# Dataset rows
○ ○ ○ ○ ○

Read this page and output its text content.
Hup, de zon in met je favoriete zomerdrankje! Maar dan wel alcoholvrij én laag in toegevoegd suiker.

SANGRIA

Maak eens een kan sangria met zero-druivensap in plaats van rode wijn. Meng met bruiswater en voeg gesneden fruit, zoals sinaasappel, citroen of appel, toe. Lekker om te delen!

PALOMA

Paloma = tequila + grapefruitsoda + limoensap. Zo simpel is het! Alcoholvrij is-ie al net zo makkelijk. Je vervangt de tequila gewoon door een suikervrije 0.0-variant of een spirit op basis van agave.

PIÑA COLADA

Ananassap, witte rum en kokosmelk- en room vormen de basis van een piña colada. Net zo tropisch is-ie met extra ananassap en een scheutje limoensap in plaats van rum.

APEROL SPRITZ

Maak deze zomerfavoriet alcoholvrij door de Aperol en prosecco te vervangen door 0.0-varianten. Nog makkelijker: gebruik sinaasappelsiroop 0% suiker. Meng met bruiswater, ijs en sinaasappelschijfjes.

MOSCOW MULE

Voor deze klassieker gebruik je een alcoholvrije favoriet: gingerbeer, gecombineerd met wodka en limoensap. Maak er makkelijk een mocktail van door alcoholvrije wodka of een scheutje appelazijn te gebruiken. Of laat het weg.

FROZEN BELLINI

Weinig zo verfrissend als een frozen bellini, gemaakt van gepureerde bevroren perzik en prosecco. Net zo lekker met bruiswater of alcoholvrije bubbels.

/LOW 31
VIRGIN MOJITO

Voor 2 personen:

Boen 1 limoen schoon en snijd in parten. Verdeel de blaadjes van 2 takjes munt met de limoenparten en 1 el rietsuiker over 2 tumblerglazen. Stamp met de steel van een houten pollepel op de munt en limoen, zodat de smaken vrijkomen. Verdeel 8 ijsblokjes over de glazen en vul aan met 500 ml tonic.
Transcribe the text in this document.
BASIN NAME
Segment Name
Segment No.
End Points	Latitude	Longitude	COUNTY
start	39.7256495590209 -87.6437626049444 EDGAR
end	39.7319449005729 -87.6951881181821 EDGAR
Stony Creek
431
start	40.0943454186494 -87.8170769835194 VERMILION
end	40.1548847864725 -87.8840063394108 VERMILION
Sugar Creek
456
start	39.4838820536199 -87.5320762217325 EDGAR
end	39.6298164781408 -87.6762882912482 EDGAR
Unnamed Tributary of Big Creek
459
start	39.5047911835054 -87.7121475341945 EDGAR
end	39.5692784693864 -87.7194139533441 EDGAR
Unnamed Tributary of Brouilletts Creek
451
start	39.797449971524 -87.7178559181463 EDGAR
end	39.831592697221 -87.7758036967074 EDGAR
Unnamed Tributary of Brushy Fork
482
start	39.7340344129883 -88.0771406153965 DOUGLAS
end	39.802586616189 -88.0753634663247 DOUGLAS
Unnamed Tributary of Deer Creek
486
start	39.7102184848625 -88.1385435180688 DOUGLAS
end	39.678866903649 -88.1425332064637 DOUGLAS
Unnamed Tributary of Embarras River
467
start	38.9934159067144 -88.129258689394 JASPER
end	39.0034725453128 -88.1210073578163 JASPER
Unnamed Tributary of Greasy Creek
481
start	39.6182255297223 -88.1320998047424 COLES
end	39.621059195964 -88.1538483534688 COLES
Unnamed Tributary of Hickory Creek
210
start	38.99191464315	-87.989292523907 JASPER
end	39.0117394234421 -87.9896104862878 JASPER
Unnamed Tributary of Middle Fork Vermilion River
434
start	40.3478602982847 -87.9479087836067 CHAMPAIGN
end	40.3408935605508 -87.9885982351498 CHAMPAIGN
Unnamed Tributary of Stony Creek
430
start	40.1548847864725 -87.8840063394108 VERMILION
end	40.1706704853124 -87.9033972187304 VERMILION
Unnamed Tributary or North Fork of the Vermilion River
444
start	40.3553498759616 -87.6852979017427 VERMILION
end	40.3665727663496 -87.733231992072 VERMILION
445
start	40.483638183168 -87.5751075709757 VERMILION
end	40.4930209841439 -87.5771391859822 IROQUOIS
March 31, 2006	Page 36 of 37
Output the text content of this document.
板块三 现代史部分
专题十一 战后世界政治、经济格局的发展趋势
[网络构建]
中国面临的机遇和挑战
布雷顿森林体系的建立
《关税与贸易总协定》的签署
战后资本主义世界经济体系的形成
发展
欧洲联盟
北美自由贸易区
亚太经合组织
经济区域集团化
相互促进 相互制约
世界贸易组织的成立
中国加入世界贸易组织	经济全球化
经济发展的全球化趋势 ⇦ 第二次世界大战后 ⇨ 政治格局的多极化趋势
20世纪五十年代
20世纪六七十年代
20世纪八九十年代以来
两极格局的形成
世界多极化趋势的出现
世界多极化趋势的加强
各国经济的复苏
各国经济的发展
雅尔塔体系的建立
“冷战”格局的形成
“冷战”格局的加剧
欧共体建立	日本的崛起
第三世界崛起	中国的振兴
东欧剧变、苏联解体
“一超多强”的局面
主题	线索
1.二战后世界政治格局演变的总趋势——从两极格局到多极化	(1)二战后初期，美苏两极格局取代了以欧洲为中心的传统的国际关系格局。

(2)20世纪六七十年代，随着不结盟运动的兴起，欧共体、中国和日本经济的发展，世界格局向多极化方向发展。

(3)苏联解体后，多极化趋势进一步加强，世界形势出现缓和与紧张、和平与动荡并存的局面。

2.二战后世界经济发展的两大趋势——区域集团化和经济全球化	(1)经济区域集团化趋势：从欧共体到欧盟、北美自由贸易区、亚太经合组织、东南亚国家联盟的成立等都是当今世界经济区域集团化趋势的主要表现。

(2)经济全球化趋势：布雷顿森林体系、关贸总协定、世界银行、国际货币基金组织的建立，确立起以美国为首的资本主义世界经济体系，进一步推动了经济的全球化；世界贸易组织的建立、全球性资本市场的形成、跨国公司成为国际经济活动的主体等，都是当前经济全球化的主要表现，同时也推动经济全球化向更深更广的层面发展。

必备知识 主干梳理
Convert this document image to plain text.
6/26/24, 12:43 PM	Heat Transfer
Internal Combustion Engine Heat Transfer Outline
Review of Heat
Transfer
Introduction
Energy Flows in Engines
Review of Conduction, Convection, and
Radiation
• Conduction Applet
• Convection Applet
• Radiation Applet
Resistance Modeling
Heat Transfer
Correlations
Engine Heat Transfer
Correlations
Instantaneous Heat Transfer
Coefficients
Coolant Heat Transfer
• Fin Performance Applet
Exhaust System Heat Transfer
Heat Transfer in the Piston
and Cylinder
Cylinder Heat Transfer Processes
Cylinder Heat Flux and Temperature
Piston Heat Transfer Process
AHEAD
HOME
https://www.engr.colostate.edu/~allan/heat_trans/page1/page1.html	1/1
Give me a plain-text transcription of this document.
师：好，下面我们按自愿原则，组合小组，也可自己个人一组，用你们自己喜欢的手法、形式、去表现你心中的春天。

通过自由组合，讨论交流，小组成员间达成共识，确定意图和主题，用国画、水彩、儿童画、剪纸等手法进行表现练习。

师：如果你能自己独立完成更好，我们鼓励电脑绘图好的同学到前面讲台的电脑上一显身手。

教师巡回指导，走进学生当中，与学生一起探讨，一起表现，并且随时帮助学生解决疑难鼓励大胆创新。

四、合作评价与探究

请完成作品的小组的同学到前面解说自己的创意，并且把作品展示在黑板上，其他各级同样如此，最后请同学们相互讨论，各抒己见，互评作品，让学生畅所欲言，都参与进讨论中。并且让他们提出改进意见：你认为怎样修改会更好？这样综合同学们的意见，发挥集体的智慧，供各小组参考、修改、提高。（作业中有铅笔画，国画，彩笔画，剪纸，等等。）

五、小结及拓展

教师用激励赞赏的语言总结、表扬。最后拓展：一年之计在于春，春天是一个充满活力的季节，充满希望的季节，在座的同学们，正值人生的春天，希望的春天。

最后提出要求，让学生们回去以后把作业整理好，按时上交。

○ ○ ○ ○ ○

# REQUIRED WORK
Extract every line that has the string "Convection" in it.

# REPLY
Review of Conduction, Convection, and
• Convection Applet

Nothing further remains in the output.